STATED GOAL | Determine how many lines include "capire". Give the number and nothing else.

(Stored data entries)
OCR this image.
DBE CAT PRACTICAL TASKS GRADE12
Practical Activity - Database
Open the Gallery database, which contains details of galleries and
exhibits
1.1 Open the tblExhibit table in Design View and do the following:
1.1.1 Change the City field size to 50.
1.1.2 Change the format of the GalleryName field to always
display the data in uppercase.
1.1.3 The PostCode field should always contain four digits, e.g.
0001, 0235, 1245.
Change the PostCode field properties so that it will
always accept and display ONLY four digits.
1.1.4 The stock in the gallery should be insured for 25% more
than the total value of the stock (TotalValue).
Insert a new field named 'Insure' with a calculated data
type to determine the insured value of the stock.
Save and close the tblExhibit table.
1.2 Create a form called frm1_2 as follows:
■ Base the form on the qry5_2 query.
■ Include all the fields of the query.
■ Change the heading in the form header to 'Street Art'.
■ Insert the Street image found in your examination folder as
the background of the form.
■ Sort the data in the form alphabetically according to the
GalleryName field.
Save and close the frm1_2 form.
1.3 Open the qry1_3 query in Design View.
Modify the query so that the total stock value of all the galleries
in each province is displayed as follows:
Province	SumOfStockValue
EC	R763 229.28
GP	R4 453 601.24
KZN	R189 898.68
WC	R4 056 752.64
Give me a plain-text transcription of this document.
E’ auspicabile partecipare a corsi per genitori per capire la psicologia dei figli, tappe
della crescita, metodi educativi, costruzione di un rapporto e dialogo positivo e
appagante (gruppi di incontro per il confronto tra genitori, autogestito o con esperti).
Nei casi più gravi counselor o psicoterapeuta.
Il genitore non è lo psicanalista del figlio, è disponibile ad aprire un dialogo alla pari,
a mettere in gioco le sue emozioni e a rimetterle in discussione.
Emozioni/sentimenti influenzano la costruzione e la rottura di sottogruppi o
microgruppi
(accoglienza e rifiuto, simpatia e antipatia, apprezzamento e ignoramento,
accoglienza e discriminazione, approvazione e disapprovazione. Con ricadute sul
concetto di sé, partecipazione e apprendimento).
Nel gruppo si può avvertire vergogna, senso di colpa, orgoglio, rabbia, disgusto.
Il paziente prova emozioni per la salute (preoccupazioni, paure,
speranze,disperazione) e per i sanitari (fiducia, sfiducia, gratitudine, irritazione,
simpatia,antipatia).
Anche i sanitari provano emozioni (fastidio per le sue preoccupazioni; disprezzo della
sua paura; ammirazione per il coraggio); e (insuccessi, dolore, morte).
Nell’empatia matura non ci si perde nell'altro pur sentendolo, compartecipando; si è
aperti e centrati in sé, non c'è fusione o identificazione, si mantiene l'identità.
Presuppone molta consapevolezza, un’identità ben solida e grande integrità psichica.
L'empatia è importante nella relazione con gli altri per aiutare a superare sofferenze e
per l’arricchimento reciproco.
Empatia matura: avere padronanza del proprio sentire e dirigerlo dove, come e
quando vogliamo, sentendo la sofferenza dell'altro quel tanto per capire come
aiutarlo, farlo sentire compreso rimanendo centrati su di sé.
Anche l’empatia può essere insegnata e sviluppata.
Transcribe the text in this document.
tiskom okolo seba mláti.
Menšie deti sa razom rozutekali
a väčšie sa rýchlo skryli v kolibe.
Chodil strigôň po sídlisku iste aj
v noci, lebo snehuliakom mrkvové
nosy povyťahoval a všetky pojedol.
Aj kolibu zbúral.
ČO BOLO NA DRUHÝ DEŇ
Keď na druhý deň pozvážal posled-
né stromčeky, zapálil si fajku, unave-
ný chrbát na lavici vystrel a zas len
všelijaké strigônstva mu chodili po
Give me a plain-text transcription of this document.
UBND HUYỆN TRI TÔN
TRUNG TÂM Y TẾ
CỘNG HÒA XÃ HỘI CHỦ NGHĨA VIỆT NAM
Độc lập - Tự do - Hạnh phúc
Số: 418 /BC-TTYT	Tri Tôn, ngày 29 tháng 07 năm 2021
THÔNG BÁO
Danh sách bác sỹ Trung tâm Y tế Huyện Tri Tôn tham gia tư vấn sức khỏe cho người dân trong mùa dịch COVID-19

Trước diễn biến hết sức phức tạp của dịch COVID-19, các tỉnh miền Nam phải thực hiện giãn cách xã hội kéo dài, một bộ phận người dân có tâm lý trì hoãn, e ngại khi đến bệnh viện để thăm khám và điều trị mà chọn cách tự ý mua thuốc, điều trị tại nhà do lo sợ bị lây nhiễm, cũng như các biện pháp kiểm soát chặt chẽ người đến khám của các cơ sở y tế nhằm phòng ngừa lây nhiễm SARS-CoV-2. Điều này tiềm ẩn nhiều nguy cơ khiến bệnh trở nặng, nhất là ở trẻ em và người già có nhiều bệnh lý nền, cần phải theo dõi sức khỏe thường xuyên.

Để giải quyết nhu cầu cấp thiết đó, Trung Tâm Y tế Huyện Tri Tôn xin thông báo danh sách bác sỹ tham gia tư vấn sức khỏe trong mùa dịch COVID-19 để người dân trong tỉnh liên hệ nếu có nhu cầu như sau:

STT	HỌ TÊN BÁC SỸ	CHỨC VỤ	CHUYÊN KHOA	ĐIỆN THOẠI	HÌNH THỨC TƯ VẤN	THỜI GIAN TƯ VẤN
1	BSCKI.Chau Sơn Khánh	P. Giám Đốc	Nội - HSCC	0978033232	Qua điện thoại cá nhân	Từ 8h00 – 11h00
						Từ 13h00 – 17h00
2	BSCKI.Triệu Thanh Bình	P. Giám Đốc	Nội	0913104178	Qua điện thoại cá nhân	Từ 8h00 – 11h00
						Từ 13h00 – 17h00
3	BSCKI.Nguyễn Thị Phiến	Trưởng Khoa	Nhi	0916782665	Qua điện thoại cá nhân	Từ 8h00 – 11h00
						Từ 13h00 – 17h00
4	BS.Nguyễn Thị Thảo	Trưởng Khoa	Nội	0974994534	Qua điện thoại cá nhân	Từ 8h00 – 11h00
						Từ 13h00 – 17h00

THE RESULT | 2